**Direction:**
Would you output the whole listing below, exactly as it reads?

[Start Exercise material]

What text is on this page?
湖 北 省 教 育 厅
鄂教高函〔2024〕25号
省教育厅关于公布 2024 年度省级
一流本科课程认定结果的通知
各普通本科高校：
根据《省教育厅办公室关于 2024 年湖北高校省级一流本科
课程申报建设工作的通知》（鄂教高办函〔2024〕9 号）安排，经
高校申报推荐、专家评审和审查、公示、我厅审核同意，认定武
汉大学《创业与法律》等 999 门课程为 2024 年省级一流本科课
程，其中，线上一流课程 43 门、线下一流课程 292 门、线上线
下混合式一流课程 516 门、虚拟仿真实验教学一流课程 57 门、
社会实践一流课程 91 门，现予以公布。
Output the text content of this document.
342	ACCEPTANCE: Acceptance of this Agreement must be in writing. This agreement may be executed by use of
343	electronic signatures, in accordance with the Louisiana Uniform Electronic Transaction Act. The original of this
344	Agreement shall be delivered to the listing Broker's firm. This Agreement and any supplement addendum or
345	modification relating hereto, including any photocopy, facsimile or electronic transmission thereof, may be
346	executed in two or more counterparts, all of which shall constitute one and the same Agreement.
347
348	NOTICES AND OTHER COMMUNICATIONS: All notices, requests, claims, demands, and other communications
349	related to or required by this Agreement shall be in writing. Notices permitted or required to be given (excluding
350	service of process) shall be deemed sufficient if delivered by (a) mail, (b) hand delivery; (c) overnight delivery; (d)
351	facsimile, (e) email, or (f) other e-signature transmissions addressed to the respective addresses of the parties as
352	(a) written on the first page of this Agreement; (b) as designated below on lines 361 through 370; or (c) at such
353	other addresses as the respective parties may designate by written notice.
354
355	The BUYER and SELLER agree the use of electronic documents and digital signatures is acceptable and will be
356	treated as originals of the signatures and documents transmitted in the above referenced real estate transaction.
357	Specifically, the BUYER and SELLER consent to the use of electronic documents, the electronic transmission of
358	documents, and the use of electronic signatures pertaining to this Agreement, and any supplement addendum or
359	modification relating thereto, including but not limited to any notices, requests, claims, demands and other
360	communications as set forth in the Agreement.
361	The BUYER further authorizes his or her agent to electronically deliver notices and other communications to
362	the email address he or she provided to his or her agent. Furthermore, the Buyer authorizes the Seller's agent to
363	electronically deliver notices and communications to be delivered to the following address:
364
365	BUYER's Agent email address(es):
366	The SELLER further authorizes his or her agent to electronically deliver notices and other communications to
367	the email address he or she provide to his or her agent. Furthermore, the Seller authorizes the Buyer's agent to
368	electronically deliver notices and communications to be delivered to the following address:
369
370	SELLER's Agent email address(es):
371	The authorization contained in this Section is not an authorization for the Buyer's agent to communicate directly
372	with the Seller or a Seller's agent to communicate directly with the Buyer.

[End Exercise material]

**Correct output:**
What text is on this page?
湖 北 省 教 育 厅
鄂教高函〔2024〕25号
省教育厅关于公布 2024 年度省级
一流本科课程认定结果的通知
各普通本科高校：
根据《省教育厅办公室关于 2024 年湖北高校省级一流本科
课程申报建设工作的通知》（鄂教高办函〔2024〕9 号）安排，经
高校申报推荐、专家评审和审查、公示、我厅审核同意，认定武
汉大学《创业与法律》等 999 门课程为 2024 年省级一流本科课
程，其中，线上一流课程 43 门、线下一流课程 292 门、线上线
下混合式一流课程 516 门、虚拟仿真实验教学一流课程 57 门、
社会实践一流课程 91 门，现予以公布。
Output the text content of this document.
342	ACCEPTANCE: Acceptance of this Agreement must be in writing. This agreement may be executed by use of
343	electronic signatures, in accordance with the Louisiana Uniform Electronic Transaction Act. The original of this
344	Agreement shall be delivered to the listing Broker's firm. This Agreement and any supplement addendum or
345	modification relating hereto, including any photocopy, facsimile or electronic transmission thereof, may be
346	executed in two or more counterparts, all of which shall constitute one and the same Agreement.
347
348	NOTICES AND OTHER COMMUNICATIONS: All notices, requests, claims, demands, and other communications
349	related to or required by this Agreement shall be in writing. Notices permitted or required to be given (excluding
350	service of process) shall be deemed sufficient if delivered by (a) mail, (b) hand delivery; (c) overnight delivery; (d)
351	facsimile, (e) email, or (f) other e-signature transmissions addressed to the respective addresses of the parties as
352	(a) written on the first page of this Agreement; (b) as designated below on lines 361 through 370; or (c) at such
353	other addresses as the respective parties may designate by written notice.
354
355	The BUYER and SELLER agree the use of electronic documents and digital signatures is acceptable and will be
356	treated as originals of the signatures and documents transmitted in the above referenced real estate transaction.
357	Specifically, the BUYER and SELLER consent to the use of electronic documents, the electronic transmission of
358	documents, and the use of electronic signatures pertaining to this Agreement, and any supplement addendum or
359	modification relating thereto, including but not limited to any notices, requests, claims, demands and other
360	communications as set forth in the Agreement.
361	The BUYER further authorizes his or her agent to electronically deliver notices and other communications to
362	the email address he or she provided to his or her agent. Furthermore, the Buyer authorizes the Seller's agent to
363	electronically deliver notices and communications to be delivered to the following address:
364
365	BUYER's Agent email address(es):
366	The SELLER further authorizes his or her agent to electronically deliver notices and other communications to
367	the email address he or she provide to his or her agent. Furthermore, the Seller authorizes the Buyer's agent to
368	electronically deliver notices and communications to be delivered to the following address:
369
370	SELLER's Agent email address(es):
371	The authorization contained in this Section is not an authorization for the Buyer's agent to communicate directly
372	with the Seller or a Seller's agent to communicate directly with the Buyer.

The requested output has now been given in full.